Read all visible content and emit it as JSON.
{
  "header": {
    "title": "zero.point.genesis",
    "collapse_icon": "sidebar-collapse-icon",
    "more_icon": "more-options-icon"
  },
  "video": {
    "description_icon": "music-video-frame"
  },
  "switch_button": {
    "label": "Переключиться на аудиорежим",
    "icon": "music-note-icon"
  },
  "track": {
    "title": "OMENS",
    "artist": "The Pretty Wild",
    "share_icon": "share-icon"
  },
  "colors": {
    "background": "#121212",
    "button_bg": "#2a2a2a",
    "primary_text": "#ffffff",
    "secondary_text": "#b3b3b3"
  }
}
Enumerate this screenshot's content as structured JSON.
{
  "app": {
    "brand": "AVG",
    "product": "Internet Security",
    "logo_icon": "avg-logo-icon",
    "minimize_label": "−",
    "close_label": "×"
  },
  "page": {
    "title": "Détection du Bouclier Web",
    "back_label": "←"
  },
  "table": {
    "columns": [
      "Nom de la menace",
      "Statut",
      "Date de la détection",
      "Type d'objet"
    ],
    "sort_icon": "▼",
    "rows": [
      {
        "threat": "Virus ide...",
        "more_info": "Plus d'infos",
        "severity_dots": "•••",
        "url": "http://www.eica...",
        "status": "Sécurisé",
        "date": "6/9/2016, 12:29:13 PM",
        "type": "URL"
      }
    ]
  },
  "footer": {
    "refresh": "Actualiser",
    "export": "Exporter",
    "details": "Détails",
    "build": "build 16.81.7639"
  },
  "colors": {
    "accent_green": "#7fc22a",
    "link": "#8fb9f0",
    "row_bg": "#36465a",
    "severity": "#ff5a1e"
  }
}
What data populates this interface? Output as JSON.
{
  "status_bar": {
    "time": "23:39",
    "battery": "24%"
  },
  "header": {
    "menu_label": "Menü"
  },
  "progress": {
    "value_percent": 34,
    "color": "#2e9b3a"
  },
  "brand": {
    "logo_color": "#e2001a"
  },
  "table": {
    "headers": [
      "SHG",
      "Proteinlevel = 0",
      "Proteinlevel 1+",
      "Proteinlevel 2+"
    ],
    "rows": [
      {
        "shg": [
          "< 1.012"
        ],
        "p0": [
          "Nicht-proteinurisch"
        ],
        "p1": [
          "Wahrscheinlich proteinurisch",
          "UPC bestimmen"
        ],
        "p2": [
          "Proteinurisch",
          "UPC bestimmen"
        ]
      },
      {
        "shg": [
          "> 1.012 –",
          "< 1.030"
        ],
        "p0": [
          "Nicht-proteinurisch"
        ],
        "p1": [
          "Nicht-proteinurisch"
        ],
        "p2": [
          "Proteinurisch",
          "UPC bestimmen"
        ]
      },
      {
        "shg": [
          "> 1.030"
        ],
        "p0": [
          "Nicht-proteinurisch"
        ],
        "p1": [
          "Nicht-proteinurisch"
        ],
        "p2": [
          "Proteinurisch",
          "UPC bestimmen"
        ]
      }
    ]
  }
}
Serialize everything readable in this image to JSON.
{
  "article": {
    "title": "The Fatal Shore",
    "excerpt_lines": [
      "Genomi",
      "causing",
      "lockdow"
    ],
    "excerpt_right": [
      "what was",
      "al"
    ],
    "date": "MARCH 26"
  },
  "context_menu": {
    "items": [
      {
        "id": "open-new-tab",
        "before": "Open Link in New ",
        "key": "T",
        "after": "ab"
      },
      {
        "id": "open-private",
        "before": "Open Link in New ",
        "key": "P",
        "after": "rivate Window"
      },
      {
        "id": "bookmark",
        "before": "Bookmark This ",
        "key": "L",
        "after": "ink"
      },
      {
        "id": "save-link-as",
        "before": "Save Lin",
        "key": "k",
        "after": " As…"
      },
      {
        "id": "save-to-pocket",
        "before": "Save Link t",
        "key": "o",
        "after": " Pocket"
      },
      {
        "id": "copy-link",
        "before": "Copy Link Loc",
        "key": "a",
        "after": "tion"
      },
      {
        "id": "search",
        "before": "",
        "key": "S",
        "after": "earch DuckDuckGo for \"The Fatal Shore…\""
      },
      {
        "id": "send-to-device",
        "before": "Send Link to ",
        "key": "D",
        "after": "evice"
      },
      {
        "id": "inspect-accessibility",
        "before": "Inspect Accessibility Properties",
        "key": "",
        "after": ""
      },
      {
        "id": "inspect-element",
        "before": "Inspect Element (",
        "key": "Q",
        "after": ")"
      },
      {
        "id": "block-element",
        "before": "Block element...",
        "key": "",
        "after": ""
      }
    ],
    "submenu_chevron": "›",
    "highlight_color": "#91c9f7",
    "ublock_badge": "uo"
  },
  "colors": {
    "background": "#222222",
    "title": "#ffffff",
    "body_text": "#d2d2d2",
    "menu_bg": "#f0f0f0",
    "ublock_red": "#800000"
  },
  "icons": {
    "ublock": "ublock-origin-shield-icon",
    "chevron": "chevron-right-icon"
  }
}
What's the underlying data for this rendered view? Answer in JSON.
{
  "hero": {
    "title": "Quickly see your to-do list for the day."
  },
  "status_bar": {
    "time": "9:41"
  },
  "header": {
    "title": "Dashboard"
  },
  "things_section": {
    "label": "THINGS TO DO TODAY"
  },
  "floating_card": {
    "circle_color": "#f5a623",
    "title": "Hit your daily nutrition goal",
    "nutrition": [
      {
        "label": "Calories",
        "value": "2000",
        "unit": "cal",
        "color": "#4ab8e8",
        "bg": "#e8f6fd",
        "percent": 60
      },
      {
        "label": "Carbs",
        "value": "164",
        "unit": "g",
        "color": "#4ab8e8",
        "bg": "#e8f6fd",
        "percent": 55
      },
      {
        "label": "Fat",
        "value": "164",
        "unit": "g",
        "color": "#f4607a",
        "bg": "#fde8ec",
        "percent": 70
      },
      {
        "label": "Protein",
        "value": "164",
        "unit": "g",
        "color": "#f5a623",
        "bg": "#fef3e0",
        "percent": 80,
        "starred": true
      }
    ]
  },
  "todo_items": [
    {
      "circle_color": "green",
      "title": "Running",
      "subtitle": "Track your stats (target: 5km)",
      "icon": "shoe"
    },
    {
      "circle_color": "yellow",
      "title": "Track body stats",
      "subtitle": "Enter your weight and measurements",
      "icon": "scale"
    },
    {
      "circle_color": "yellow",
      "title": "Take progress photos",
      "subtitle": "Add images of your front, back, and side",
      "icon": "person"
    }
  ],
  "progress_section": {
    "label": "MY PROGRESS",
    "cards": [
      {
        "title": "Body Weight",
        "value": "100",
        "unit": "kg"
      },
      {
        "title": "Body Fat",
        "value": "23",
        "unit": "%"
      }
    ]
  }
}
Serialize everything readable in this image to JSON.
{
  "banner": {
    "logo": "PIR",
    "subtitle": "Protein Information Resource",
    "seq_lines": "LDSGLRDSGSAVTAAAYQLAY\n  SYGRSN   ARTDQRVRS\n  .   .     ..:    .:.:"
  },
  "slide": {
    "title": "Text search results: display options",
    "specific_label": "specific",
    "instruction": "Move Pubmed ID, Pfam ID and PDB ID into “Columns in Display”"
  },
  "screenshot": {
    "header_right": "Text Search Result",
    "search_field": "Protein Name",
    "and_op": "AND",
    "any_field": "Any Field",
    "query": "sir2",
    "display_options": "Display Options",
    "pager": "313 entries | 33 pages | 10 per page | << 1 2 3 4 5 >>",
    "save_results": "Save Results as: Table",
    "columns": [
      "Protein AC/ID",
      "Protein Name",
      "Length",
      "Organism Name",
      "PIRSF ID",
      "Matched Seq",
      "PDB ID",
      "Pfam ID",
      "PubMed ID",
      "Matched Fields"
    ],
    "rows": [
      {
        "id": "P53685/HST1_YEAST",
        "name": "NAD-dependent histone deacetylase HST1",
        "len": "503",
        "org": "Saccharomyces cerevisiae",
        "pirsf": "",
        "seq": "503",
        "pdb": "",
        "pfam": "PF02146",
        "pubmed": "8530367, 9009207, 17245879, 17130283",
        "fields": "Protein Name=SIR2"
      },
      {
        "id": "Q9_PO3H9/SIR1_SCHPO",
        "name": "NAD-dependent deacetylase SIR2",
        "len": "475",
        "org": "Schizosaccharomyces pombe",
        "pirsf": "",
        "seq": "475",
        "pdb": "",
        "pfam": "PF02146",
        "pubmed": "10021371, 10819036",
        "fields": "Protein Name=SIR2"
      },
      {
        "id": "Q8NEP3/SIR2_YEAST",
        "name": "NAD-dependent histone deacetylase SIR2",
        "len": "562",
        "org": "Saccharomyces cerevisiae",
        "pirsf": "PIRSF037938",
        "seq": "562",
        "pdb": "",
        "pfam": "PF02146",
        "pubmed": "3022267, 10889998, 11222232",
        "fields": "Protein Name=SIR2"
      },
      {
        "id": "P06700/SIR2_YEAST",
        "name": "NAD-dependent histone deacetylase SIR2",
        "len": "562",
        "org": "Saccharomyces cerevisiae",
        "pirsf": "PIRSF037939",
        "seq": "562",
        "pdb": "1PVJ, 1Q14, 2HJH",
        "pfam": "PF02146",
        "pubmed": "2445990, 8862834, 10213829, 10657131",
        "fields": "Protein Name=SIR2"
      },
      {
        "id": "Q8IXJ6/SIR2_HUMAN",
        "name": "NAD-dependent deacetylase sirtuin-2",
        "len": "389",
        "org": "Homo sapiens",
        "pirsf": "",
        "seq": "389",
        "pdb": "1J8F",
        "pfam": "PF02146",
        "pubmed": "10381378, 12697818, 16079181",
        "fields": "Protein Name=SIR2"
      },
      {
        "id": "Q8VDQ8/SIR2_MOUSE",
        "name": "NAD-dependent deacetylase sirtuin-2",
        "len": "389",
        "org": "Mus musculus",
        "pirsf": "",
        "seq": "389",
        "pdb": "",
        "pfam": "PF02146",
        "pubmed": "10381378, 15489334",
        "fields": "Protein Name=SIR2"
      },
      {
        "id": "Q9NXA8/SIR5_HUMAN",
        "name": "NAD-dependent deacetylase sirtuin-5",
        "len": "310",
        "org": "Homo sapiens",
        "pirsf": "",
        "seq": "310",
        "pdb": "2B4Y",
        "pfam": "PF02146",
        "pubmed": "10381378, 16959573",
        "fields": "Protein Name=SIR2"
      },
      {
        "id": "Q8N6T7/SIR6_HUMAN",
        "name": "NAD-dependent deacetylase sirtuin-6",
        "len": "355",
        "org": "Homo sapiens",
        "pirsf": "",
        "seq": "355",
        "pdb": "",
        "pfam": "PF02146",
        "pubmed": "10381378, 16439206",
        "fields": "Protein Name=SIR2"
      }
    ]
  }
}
######
▶ Description of the task
Where a line above contains the word "dependent", show that line.

▶ Answer to the problem
        "name": "NAD-dependent histone deacetylase HST1",
        "name": "NAD-dependent deacetylase SIR2",
        "name": "NAD-dependent histone deacetylase SIR2",
        "name": "NAD-dependent histone deacetylase SIR2",
        "name": "NAD-dependent deacetylase sirtuin-2",
        "name": "NAD-dependent deacetylase sirtuin-2",
        "name": "NAD-dependent deacetylase sirtuin-5",
        "name": "NAD-dependent deacetylase sirtuin-6",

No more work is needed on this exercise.